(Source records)
********
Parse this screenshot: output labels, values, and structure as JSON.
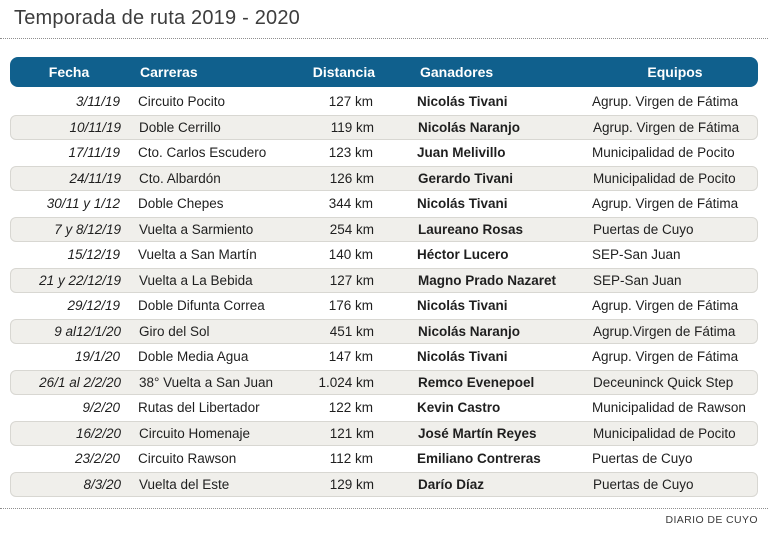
{
  "title": "Temporada de ruta 2019 - 2020",
  "source_credit": "DIARIO DE CUYO",
  "colors": {
    "header_bg": "#10608d",
    "header_text": "#ffffff",
    "stripe_bg": "#f0efeb",
    "stripe_border": "#d8d7d2",
    "body_text": "#1f1f1f",
    "title_text": "#3d3d3d"
  },
  "chart_data": {
    "type": "table",
    "title": "Temporada de ruta 2019 - 2020",
    "columns": [
      "Fecha",
      "Carreras",
      "Distancia",
      "Ganadores",
      "Equipos"
    ],
    "rows": [
      [
        "3/11/19",
        "Circuito Pocito",
        "127 km",
        "Nicolás Tivani",
        "Agrup. Virgen de Fátima"
      ],
      [
        "10/11/19",
        "Doble Cerrillo",
        "119 km",
        "Nicolás Naranjo",
        "Agrup. Virgen de Fátima"
      ],
      [
        "17/11/19",
        "Cto. Carlos Escudero",
        "123 km",
        "Juan Melivillo",
        "Municipalidad de Pocito"
      ],
      [
        "24/11/19",
        "Cto. Albardón",
        "126 km",
        "Gerardo Tivani",
        "Municipalidad de Pocito"
      ],
      [
        "30/11 y 1/12",
        "Doble Chepes",
        "344 km",
        "Nicolás Tivani",
        "Agrup. Virgen de Fátima"
      ],
      [
        "7 y 8/12/19",
        "Vuelta a Sarmiento",
        "254 km",
        "Laureano Rosas",
        "Puertas de Cuyo"
      ],
      [
        "15/12/19",
        "Vuelta a San Martín",
        "140 km",
        "Héctor Lucero",
        "SEP-San Juan"
      ],
      [
        "21 y 22/12/19",
        "Vuelta a La Bebida",
        "127 km",
        "Magno Prado Nazaret",
        "SEP-San Juan"
      ],
      [
        "29/12/19",
        "Doble Difunta Correa",
        "176 km",
        "Nicolás Tivani",
        "Agrup. Virgen de Fátima"
      ],
      [
        "9 al12/1/20",
        "Giro del Sol",
        "451 km",
        "Nicolás Naranjo",
        "Agrup.Virgen de Fátima"
      ],
      [
        "19/1/20",
        "Doble Media Agua",
        "147 km",
        "Nicolás Tivani",
        "Agrup. Virgen de Fátima"
      ],
      [
        "26/1 al 2/2/20",
        "38° Vuelta a San Juan",
        "1.024 km",
        "Remco Evenepoel",
        "Deceuninck Quick Step"
      ],
      [
        "9/2/20",
        "Rutas del Libertador",
        "122 km",
        "Kevin Castro",
        "Municipalidad de Rawson"
      ],
      [
        "16/2/20",
        "Circuito Homenaje",
        "121 km",
        "José Martín Reyes",
        "Municipalidad de Pocito"
      ],
      [
        "23/2/20",
        "Circuito Rawson",
        "112 km",
        "Emiliano Contreras",
        "Puertas de Cuyo"
      ],
      [
        "8/3/20",
        "Vuelta del Este",
        "129 km",
        "Darío Díaz",
        "Puertas de Cuyo"
      ]
    ]
  }
}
********
▸ **AIM**: Collect from the data above every line that includes "Martín".

▸ **FULL ANSWER**:
        "Vuelta a San Martín",
        "José Martín Reyes",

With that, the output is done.